(Dataset items)
* * * * * * *
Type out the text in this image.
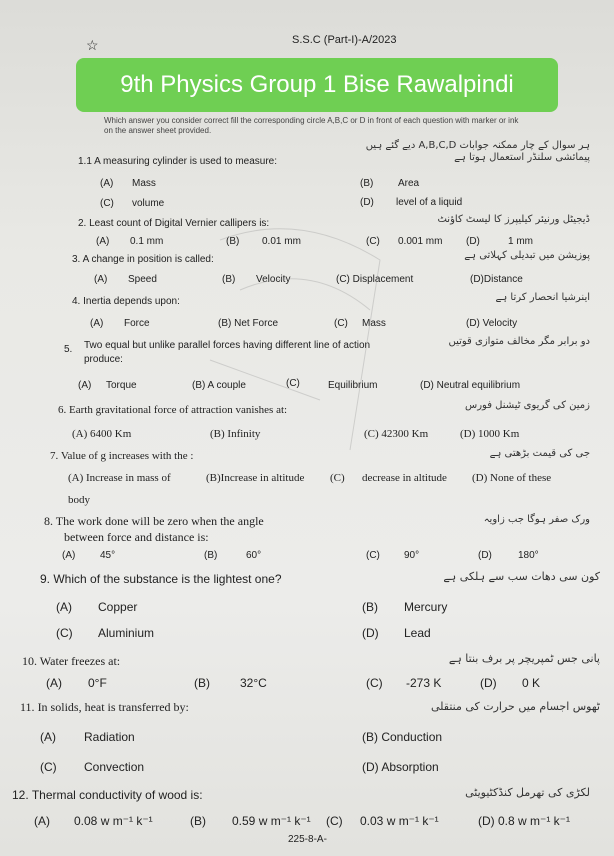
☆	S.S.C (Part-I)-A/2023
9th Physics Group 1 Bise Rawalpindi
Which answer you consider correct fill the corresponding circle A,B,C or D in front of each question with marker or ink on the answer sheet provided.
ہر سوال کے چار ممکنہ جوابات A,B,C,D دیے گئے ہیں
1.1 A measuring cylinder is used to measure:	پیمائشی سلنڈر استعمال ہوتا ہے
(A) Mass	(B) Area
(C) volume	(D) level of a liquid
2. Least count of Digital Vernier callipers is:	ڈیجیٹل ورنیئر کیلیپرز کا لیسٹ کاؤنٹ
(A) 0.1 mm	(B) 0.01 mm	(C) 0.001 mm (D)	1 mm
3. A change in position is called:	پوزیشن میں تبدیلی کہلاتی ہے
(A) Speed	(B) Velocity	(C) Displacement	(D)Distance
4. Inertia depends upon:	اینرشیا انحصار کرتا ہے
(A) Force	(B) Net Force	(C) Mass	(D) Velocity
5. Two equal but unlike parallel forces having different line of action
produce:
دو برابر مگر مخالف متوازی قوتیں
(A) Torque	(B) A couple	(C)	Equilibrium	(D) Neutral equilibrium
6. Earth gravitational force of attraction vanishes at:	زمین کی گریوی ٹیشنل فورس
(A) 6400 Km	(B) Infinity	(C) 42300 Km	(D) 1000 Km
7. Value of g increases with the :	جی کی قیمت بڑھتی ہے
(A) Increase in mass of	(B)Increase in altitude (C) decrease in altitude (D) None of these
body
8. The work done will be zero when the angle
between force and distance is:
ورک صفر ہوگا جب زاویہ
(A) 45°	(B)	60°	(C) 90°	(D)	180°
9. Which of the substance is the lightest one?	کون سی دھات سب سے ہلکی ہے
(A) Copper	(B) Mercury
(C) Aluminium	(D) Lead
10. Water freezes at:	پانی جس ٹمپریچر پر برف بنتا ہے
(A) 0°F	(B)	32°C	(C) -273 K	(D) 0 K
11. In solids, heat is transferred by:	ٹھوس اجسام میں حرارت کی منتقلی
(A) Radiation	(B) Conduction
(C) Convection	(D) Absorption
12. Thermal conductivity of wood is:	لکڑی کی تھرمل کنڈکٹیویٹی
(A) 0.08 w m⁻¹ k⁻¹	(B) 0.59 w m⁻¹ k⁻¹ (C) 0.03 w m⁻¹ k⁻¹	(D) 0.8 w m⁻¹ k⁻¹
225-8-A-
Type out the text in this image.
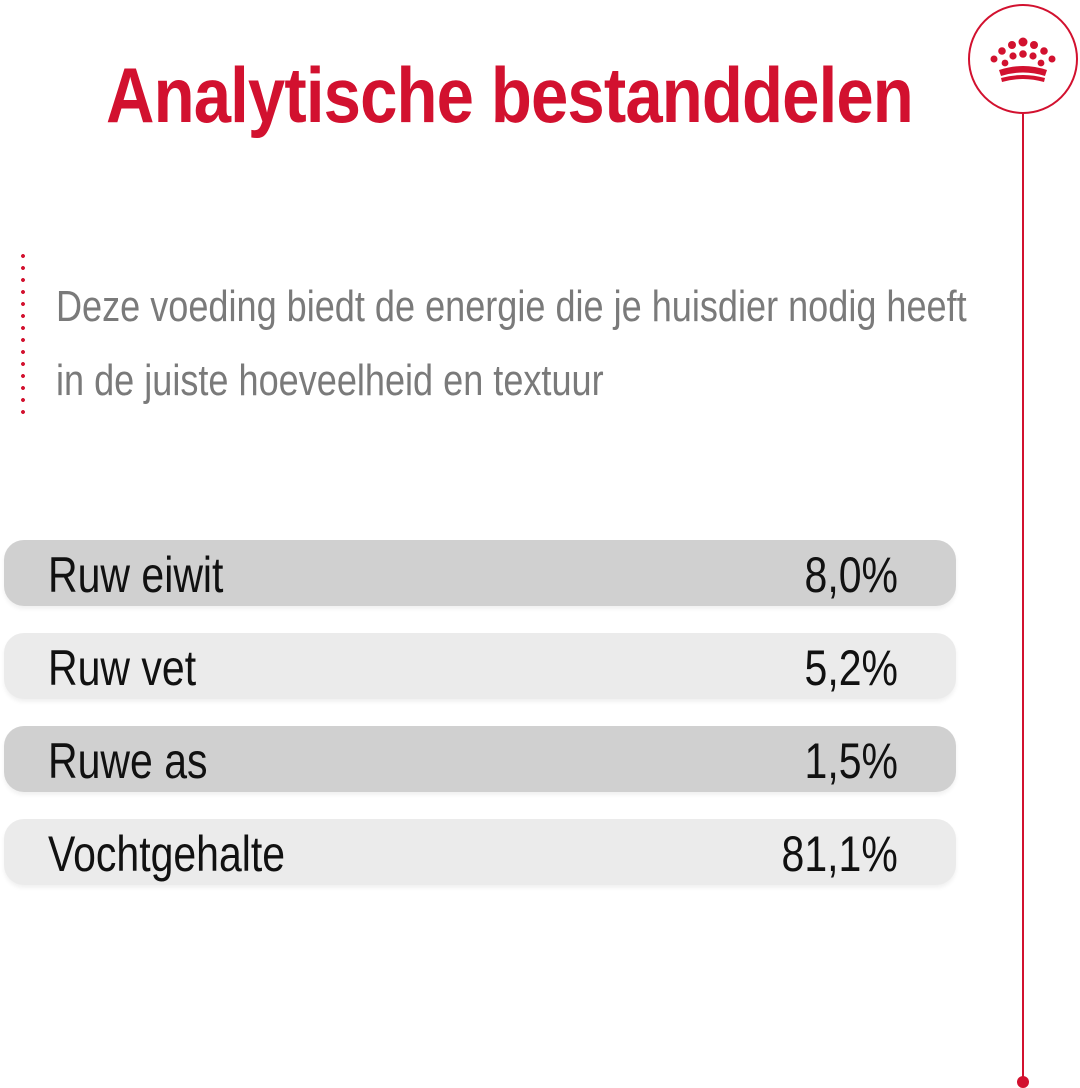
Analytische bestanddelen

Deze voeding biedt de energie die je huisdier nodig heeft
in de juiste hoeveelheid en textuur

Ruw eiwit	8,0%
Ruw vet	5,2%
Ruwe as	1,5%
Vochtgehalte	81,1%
* * * * * * *
* _WHAT THE TASK ASKS_
Return each line from the material above exactly, but not the pictures.

* _CORRECT RESULT_
Type out the text in this image.
☆	S.S.C (Part-I)-A/2023
9th Physics Group 1 Bise Rawalpindi
Which answer you consider correct fill the corresponding circle A,B,C or D in front of each question with marker or ink on the answer sheet provided.
ہر سوال کے چار ممکنہ جوابات A,B,C,D دیے گئے ہیں
1.1 A measuring cylinder is used to measure:	پیمائشی سلنڈر استعمال ہوتا ہے
(A) Mass	(B) Area
(C) volume	(D) level of a liquid
2. Least count of Digital Vernier callipers is:	ڈیجیٹل ورنیئر کیلیپرز کا لیسٹ کاؤنٹ
(A) 0.1 mm	(B) 0.01 mm	(C) 0.001 mm (D)	1 mm
3. A change in position is called:	پوزیشن میں تبدیلی کہلاتی ہے
(A) Speed	(B) Velocity	(C) Displacement	(D)Distance
4. Inertia depends upon:	اینرشیا انحصار کرتا ہے
(A) Force	(B) Net Force	(C) Mass	(D) Velocity
5. Two equal but unlike parallel forces having different line of action
produce:
دو برابر مگر مخالف متوازی قوتیں
(A) Torque	(B) A couple	(C)	Equilibrium	(D) Neutral equilibrium
6. Earth gravitational force of attraction vanishes at:	زمین کی گریوی ٹیشنل فورس
(A) 6400 Km	(B) Infinity	(C) 42300 Km	(D) 1000 Km
7. Value of g increases with the :	جی کی قیمت بڑھتی ہے
(A) Increase in mass of	(B)Increase in altitude (C) decrease in altitude (D) None of these
body
8. The work done will be zero when the angle
between force and distance is:
ورک صفر ہوگا جب زاویہ
(A) 45°	(B)	60°	(C) 90°	(D)	180°
9. Which of the substance is the lightest one?	کون سی دھات سب سے ہلکی ہے
(A) Copper	(B) Mercury
(C) Aluminium	(D) Lead
10. Water freezes at:	پانی جس ٹمپریچر پر برف بنتا ہے
(A) 0°F	(B)	32°C	(C) -273 K	(D) 0 K
11. In solids, heat is transferred by:	ٹھوس اجسام میں حرارت کی منتقلی
(A) Radiation	(B) Conduction
(C) Convection	(D) Absorption
12. Thermal conductivity of wood is:	لکڑی کی تھرمل کنڈکٹیویٹی
(A) 0.08 w m⁻¹ k⁻¹	(B) 0.59 w m⁻¹ k⁻¹ (C) 0.03 w m⁻¹ k⁻¹	(D) 0.8 w m⁻¹ k⁻¹
225-8-A-
Type out the text in this image.
Analytische bestanddelen

Deze voeding biedt de energie die je huisdier nodig heeft
in de juiste hoeveelheid en textuur

Ruw eiwit	8,0%
Ruw vet	5,2%
Ruwe as	1,5%
Vochtgehalte	81,1%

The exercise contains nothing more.